#### RECORDS SUPPLIED:
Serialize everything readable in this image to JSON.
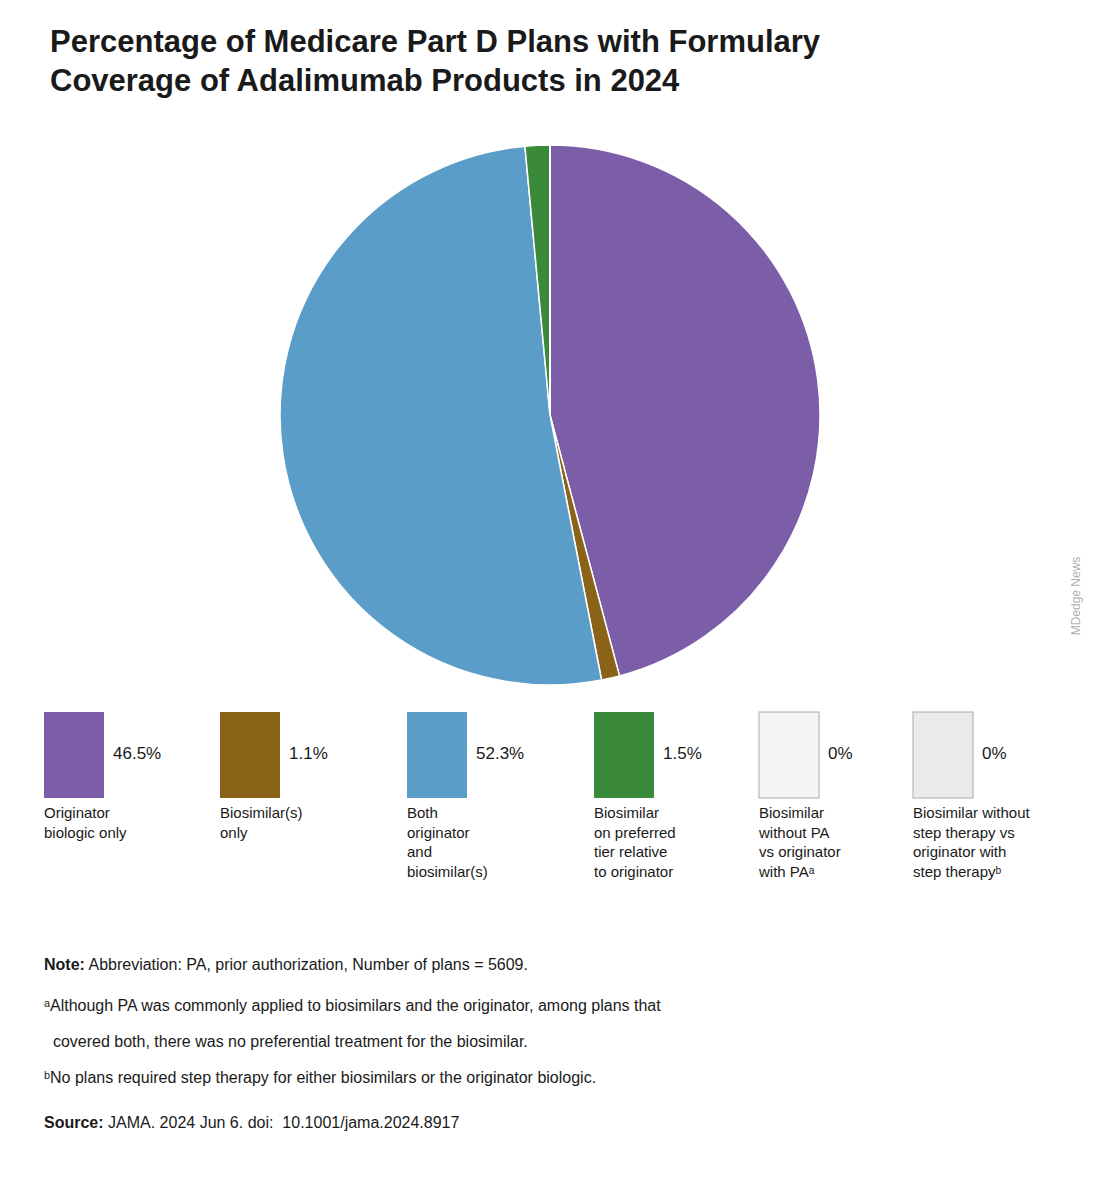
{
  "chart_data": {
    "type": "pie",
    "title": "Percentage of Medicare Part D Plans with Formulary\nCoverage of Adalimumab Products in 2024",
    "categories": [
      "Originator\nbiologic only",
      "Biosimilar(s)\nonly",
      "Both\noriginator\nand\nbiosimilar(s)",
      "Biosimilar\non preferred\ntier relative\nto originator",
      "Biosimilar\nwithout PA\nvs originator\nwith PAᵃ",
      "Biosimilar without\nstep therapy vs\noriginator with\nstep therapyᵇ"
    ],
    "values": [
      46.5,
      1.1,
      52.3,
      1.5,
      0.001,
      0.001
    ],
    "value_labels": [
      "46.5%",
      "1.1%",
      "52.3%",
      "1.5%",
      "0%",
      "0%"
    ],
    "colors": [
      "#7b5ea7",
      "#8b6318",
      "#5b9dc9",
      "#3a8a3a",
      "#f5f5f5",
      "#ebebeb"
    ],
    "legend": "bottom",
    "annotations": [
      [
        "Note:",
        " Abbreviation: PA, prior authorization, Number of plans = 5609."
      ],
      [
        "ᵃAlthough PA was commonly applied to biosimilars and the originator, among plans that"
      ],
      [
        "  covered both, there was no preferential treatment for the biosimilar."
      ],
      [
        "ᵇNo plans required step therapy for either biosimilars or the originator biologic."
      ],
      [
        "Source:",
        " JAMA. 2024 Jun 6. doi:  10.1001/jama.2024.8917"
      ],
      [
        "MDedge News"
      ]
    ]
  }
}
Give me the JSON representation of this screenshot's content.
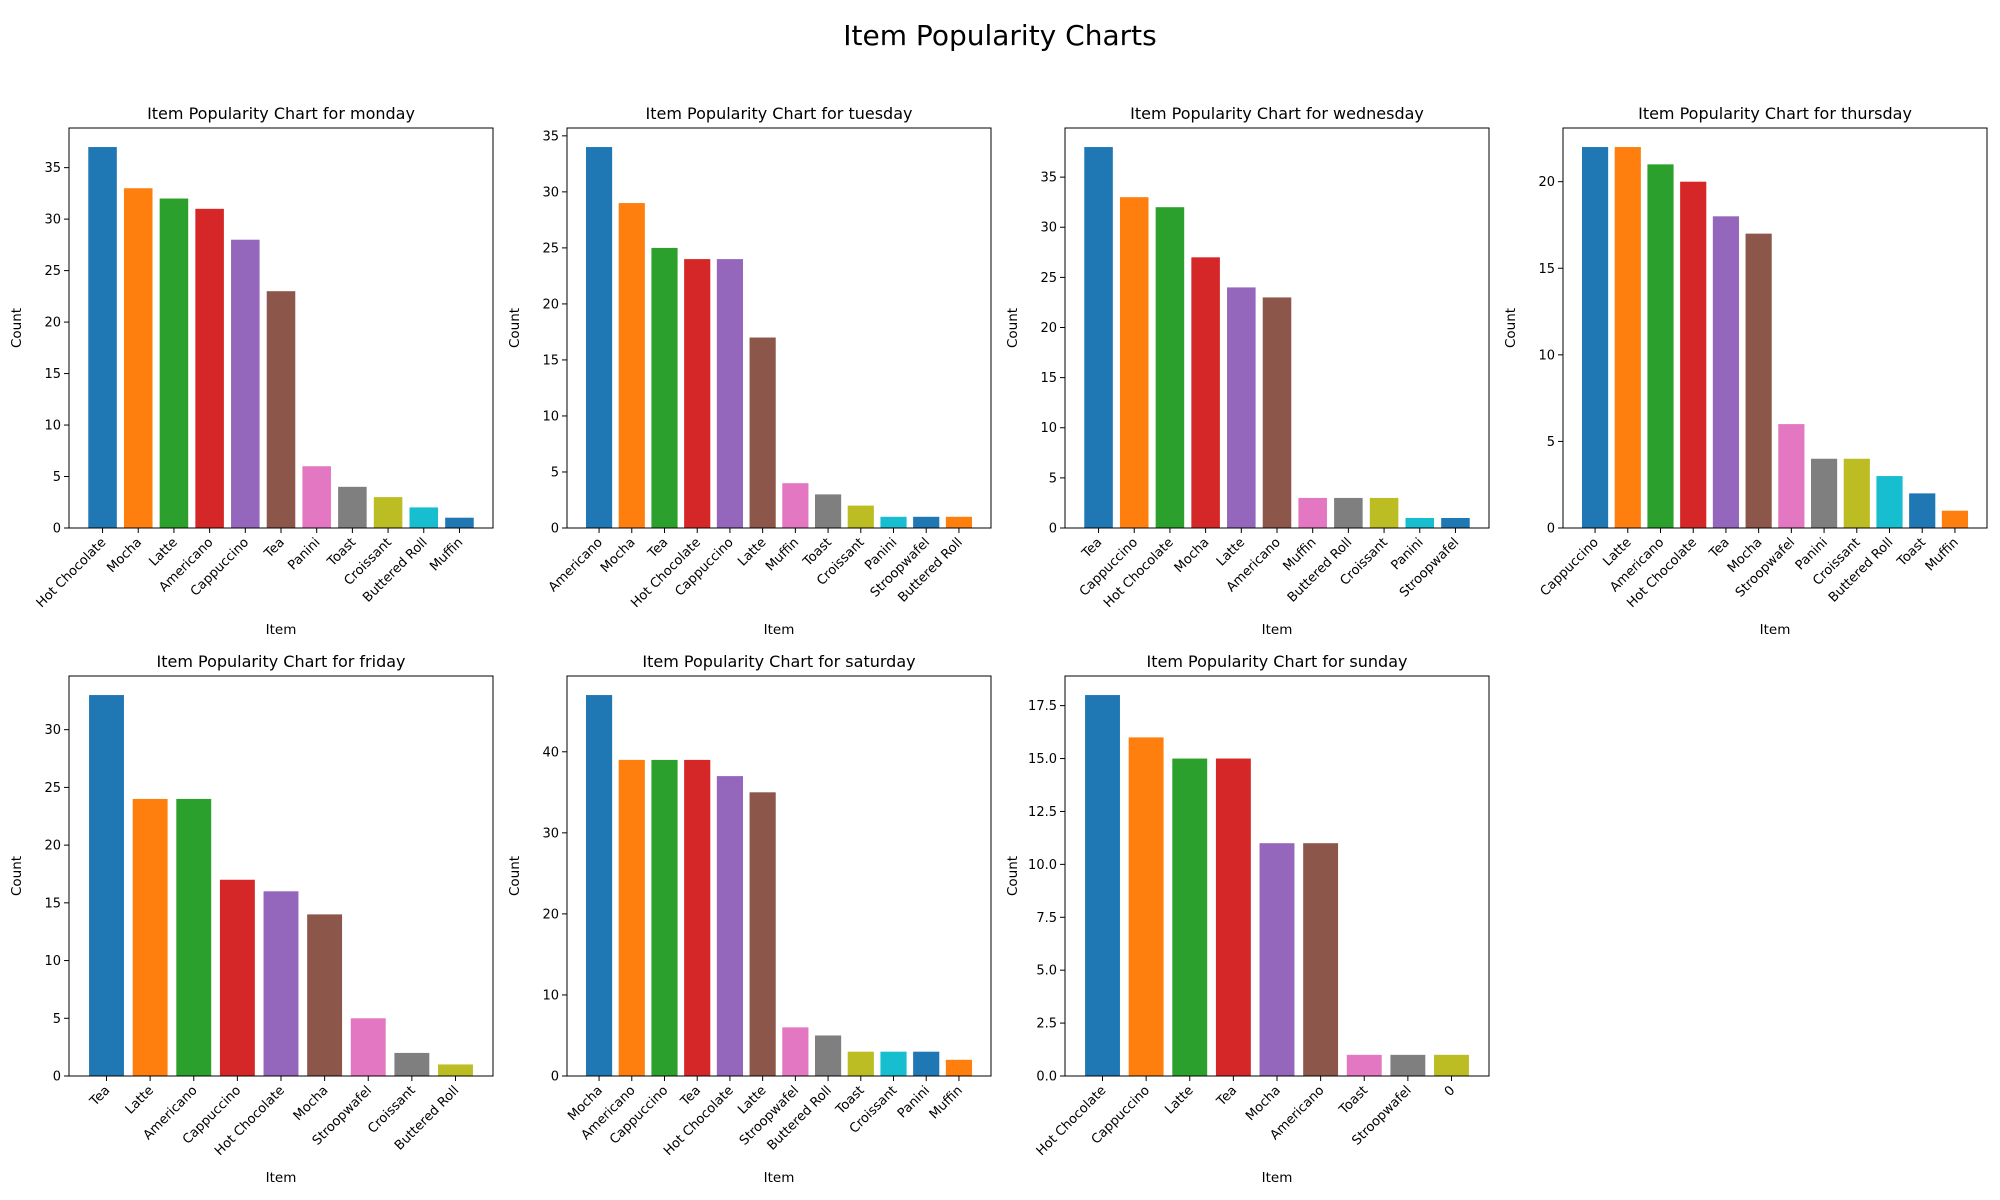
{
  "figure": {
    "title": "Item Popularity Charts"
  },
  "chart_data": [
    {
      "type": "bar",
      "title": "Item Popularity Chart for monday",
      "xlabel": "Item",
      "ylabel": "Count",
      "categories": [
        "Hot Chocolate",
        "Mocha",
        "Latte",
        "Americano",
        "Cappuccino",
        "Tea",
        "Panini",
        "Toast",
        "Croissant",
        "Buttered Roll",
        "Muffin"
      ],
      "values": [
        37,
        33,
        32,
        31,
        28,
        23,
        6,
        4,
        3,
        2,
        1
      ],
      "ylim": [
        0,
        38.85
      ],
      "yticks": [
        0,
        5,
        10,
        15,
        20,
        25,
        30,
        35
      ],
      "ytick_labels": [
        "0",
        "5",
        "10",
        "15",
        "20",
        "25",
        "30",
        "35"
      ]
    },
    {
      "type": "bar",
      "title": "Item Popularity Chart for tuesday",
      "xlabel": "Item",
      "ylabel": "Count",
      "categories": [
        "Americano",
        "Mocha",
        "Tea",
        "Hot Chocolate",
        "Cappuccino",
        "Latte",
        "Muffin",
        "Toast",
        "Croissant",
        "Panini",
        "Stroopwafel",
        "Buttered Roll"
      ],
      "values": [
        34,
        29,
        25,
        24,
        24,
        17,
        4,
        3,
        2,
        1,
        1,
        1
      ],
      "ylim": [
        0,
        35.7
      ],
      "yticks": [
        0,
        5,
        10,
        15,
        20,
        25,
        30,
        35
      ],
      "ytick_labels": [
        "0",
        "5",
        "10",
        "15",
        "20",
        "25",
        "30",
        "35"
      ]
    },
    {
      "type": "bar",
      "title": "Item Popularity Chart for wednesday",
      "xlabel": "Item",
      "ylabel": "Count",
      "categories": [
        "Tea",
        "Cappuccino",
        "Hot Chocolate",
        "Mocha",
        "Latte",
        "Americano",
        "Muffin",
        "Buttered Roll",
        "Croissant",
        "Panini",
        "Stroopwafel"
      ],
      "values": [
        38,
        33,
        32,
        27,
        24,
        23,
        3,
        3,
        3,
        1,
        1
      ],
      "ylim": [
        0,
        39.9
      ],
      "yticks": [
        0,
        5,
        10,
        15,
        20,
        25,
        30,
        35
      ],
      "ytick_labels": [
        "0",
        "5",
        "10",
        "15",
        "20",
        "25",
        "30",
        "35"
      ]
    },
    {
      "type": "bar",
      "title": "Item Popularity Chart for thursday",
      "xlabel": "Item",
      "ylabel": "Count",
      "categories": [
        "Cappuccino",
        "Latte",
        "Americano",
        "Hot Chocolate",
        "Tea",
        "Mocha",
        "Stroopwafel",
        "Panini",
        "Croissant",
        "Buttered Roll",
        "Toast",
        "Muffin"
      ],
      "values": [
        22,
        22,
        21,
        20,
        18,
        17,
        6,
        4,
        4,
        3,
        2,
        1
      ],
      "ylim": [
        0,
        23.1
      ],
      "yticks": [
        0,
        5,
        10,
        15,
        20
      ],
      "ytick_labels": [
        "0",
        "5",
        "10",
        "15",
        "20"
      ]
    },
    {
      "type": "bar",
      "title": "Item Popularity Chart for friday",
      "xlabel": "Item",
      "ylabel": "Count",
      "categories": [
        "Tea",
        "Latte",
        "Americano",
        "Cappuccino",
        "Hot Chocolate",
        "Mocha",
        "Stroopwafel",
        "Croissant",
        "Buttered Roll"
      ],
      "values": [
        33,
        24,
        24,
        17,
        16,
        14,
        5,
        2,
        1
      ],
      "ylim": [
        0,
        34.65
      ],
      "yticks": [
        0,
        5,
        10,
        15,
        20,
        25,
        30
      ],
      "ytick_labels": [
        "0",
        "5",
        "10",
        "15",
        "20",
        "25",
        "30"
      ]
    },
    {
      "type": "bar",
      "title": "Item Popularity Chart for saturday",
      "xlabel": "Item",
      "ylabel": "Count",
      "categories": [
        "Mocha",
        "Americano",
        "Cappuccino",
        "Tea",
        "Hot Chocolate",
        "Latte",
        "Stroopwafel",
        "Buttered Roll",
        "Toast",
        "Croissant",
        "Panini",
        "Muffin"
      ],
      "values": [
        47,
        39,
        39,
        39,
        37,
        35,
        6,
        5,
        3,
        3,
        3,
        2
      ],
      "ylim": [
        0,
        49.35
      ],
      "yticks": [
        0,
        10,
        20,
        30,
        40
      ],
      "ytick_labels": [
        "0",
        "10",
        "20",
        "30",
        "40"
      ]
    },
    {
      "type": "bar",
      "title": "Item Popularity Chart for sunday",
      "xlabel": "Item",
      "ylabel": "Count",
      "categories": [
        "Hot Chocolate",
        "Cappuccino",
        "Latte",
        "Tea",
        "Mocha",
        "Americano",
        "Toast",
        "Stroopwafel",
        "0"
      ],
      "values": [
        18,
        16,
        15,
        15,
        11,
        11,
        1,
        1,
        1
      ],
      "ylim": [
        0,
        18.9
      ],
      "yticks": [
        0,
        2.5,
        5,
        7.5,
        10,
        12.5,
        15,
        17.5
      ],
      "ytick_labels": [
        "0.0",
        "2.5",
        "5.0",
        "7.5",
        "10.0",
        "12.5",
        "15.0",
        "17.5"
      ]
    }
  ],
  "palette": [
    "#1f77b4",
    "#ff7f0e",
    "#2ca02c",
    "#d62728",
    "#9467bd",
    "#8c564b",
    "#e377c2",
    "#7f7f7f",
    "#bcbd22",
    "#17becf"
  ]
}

#### EXERCISE DIRECTIONS:
The records above should be reproduced exactly, with no pictures included.

#### EXERCISE SOLUTION:
Serialize everything readable in this image to JSON.
{
  "chart_data": {
    "type": "pie",
    "title": "Percentage of Medicare Part D Plans with Formulary\nCoverage of Adalimumab Products in 2024",
    "categories": [
      "Originator\nbiologic only",
      "Biosimilar(s)\nonly",
      "Both\noriginator\nand\nbiosimilar(s)",
      "Biosimilar\non preferred\ntier relative\nto originator",
      "Biosimilar\nwithout PA\nvs originator\nwith PAᵃ",
      "Biosimilar without\nstep therapy vs\noriginator with\nstep therapyᵇ"
    ],
    "values": [
      46.5,
      1.1,
      52.3,
      1.5,
      0.001,
      0.001
    ],
    "value_labels": [
      "46.5%",
      "1.1%",
      "52.3%",
      "1.5%",
      "0%",
      "0%"
    ],
    "colors": [
      "#7b5ea7",
      "#8b6318",
      "#5b9dc9",
      "#3a8a3a",
      "#f5f5f5",
      "#ebebeb"
    ],
    "legend": "bottom",
    "annotations": [
      [
        "Note:",
        " Abbreviation: PA, prior authorization, Number of plans = 5609."
      ],
      [
        "ᵃAlthough PA was commonly applied to biosimilars and the originator, among plans that"
      ],
      [
        "  covered both, there was no preferential treatment for the biosimilar."
      ],
      [
        "ᵇNo plans required step therapy for either biosimilars or the originator biologic."
      ],
      [
        "Source:",
        " JAMA. 2024 Jun 6. doi:  10.1001/jama.2024.8917"
      ],
      [
        "MDedge News"
      ]
    ]
  }
}
Give me the JSON representation of this screenshot's content.
{
  "figure": {
    "title": "Item Popularity Charts"
  },
  "chart_data": [
    {
      "type": "bar",
      "title": "Item Popularity Chart for monday",
      "xlabel": "Item",
      "ylabel": "Count",
      "categories": [
        "Hot Chocolate",
        "Mocha",
        "Latte",
        "Americano",
        "Cappuccino",
        "Tea",
        "Panini",
        "Toast",
        "Croissant",
        "Buttered Roll",
        "Muffin"
      ],
      "values": [
        37,
        33,
        32,
        31,
        28,
        23,
        6,
        4,
        3,
        2,
        1
      ],
      "ylim": [
        0,
        38.85
      ],
      "yticks": [
        0,
        5,
        10,
        15,
        20,
        25,
        30,
        35
      ],
      "ytick_labels": [
        "0",
        "5",
        "10",
        "15",
        "20",
        "25",
        "30",
        "35"
      ]
    },
    {
      "type": "bar",
      "title": "Item Popularity Chart for tuesday",
      "xlabel": "Item",
      "ylabel": "Count",
      "categories": [
        "Americano",
        "Mocha",
        "Tea",
        "Hot Chocolate",
        "Cappuccino",
        "Latte",
        "Muffin",
        "Toast",
        "Croissant",
        "Panini",
        "Stroopwafel",
        "Buttered Roll"
      ],
      "values": [
        34,
        29,
        25,
        24,
        24,
        17,
        4,
        3,
        2,
        1,
        1,
        1
      ],
      "ylim": [
        0,
        35.7
      ],
      "yticks": [
        0,
        5,
        10,
        15,
        20,
        25,
        30,
        35
      ],
      "ytick_labels": [
        "0",
        "5",
        "10",
        "15",
        "20",
        "25",
        "30",
        "35"
      ]
    },
    {
      "type": "bar",
      "title": "Item Popularity Chart for wednesday",
      "xlabel": "Item",
      "ylabel": "Count",
      "categories": [
        "Tea",
        "Cappuccino",
        "Hot Chocolate",
        "Mocha",
        "Latte",
        "Americano",
        "Muffin",
        "Buttered Roll",
        "Croissant",
        "Panini",
        "Stroopwafel"
      ],
      "values": [
        38,
        33,
        32,
        27,
        24,
        23,
        3,
        3,
        3,
        1,
        1
      ],
      "ylim": [
        0,
        39.9
      ],
      "yticks": [
        0,
        5,
        10,
        15,
        20,
        25,
        30,
        35
      ],
      "ytick_labels": [
        "0",
        "5",
        "10",
        "15",
        "20",
        "25",
        "30",
        "35"
      ]
    },
    {
      "type": "bar",
      "title": "Item Popularity Chart for thursday",
      "xlabel": "Item",
      "ylabel": "Count",
      "categories": [
        "Cappuccino",
        "Latte",
        "Americano",
        "Hot Chocolate",
        "Tea",
        "Mocha",
        "Stroopwafel",
        "Panini",
        "Croissant",
        "Buttered Roll",
        "Toast",
        "Muffin"
      ],
      "values": [
        22,
        22,
        21,
        20,
        18,
        17,
        6,
        4,
        4,
        3,
        2,
        1
      ],
      "ylim": [
        0,
        23.1
      ],
      "yticks": [
        0,
        5,
        10,
        15,
        20
      ],
      "ytick_labels": [
        "0",
        "5",
        "10",
        "15",
        "20"
      ]
    },
    {
      "type": "bar",
      "title": "Item Popularity Chart for friday",
      "xlabel": "Item",
      "ylabel": "Count",
      "categories": [
        "Tea",
        "Latte",
        "Americano",
        "Cappuccino",
        "Hot Chocolate",
        "Mocha",
        "Stroopwafel",
        "Croissant",
        "Buttered Roll"
      ],
      "values": [
        33,
        24,
        24,
        17,
        16,
        14,
        5,
        2,
        1
      ],
      "ylim": [
        0,
        34.65
      ],
      "yticks": [
        0,
        5,
        10,
        15,
        20,
        25,
        30
      ],
      "ytick_labels": [
        "0",
        "5",
        "10",
        "15",
        "20",
        "25",
        "30"
      ]
    },
    {
      "type": "bar",
      "title": "Item Popularity Chart for saturday",
      "xlabel": "Item",
      "ylabel": "Count",
      "categories": [
        "Mocha",
        "Americano",
        "Cappuccino",
        "Tea",
        "Hot Chocolate",
        "Latte",
        "Stroopwafel",
        "Buttered Roll",
        "Toast",
        "Croissant",
        "Panini",
        "Muffin"
      ],
      "values": [
        47,
        39,
        39,
        39,
        37,
        35,
        6,
        5,
        3,
        3,
        3,
        2
      ],
      "ylim": [
        0,
        49.35
      ],
      "yticks": [
        0,
        10,
        20,
        30,
        40
      ],
      "ytick_labels": [
        "0",
        "10",
        "20",
        "30",
        "40"
      ]
    },
    {
      "type": "bar",
      "title": "Item Popularity Chart for sunday",
      "xlabel": "Item",
      "ylabel": "Count",
      "categories": [
        "Hot Chocolate",
        "Cappuccino",
        "Latte",
        "Tea",
        "Mocha",
        "Americano",
        "Toast",
        "Stroopwafel",
        "0"
      ],
      "values": [
        18,
        16,
        15,
        15,
        11,
        11,
        1,
        1,
        1
      ],
      "ylim": [
        0,
        18.9
      ],
      "yticks": [
        0,
        2.5,
        5,
        7.5,
        10,
        12.5,
        15,
        17.5
      ],
      "ytick_labels": [
        "0.0",
        "2.5",
        "5.0",
        "7.5",
        "10.0",
        "12.5",
        "15.0",
        "17.5"
      ]
    }
  ],
  "palette": [
    "#1f77b4",
    "#ff7f0e",
    "#2ca02c",
    "#d62728",
    "#9467bd",
    "#8c564b",
    "#e377c2",
    "#7f7f7f",
    "#bcbd22",
    "#17becf"
  ]
}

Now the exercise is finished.